BRANO ESTRATTO:
Nella primavera del 411 a.C., ad Atene viene abolita la costituzione democratica e si insedia un consiglio di Quattrocento membri, destinato ad avere breve durata: nell’estate dello stesso anno, in seguito alla defezione dell’Eubea e alla perdita dei Dardanelli e di Bisanzio, il governo oligarchico viene destituito. Il potere viene assunto dai Cinquemila cittadini «in grado di equipaggiarsi con i propri mezzi». Di fronte all’imprevedibile evolversi degli eventi, agli Ateniesi non resta che invocare il ritorno di Alcibiade. Questi, come se non avesse mai agito contro la patria, decide di tornare, «ma non a mani vuote e senza aver fatto nulla, solo grazie alla pietà e al favore del popolo, bensì coperto di gloria» (Alc. XXVII).

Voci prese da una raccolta
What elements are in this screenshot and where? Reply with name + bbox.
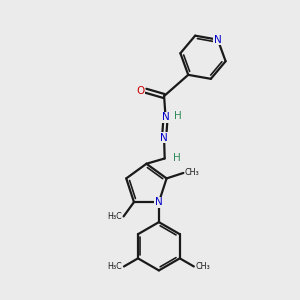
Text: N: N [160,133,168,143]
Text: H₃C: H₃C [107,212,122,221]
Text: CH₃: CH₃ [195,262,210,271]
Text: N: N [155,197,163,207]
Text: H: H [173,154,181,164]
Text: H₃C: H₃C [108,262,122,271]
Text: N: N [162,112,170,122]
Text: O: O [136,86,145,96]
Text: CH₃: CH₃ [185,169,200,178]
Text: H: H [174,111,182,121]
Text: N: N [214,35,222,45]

--

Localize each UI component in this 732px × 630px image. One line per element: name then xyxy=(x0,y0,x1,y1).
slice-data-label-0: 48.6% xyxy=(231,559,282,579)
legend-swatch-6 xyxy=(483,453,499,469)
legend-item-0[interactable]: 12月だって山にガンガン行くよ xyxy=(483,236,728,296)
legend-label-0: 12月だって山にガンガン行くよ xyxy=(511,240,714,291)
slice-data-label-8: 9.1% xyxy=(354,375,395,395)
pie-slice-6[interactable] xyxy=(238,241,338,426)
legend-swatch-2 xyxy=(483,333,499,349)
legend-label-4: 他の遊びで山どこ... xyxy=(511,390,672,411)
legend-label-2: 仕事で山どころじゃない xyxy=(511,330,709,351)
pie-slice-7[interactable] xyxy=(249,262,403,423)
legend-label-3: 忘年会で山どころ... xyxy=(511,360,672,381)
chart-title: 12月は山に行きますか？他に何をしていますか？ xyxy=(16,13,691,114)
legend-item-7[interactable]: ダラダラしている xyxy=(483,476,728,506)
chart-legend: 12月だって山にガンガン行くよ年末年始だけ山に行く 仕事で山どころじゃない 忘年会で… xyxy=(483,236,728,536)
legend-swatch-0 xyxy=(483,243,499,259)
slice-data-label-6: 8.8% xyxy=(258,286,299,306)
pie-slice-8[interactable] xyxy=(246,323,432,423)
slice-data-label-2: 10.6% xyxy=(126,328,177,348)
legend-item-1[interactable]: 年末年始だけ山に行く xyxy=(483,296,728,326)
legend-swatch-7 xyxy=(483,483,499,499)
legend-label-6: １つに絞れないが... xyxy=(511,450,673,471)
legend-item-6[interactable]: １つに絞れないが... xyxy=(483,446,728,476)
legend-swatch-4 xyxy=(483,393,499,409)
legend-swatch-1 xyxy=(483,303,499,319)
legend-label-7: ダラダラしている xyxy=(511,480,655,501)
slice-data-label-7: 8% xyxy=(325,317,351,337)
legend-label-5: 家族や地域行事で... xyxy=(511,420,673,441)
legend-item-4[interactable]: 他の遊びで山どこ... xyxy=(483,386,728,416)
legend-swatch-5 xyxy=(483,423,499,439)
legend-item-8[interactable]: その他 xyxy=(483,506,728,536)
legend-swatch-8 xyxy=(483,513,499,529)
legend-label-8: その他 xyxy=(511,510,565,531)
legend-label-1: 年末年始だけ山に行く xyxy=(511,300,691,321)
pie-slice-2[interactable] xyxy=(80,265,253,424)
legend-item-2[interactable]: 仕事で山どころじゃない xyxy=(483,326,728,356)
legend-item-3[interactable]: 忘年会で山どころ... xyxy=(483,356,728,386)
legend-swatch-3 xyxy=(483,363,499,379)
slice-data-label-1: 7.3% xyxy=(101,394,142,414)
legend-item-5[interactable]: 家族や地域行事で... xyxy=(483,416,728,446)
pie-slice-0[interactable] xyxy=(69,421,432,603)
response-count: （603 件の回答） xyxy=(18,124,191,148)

COMPLETA QUANTO SEGUE:
A: Per ogni affermazione, di' se concorda con il brano: rispondi sì o no e riporta tra virgolette le parole del brano che lo decidono. (i) Il consiglio dei Quattrocento rimase al potere per molti anni. (ii) Dopo la caduta del governo oligarchico, il potere passò ai Cinquemila cittadini. (iii) Alcibiade scelse di tornare ad Atene a mani vuote.
B: Stando al brano, in che stagione e in che anno ad Atene fu abolita la costituzione democratica?

RISPOSTE FINALI:
A:
(i) No: «destinato ad avere breve durata».
(ii) Sì: «Il potere viene assunto dai Cinquemila cittadini».
(iii) No: «ma non a mani vuote e senza aver fatto nulla».

B: Nella primavera del 411 a.C.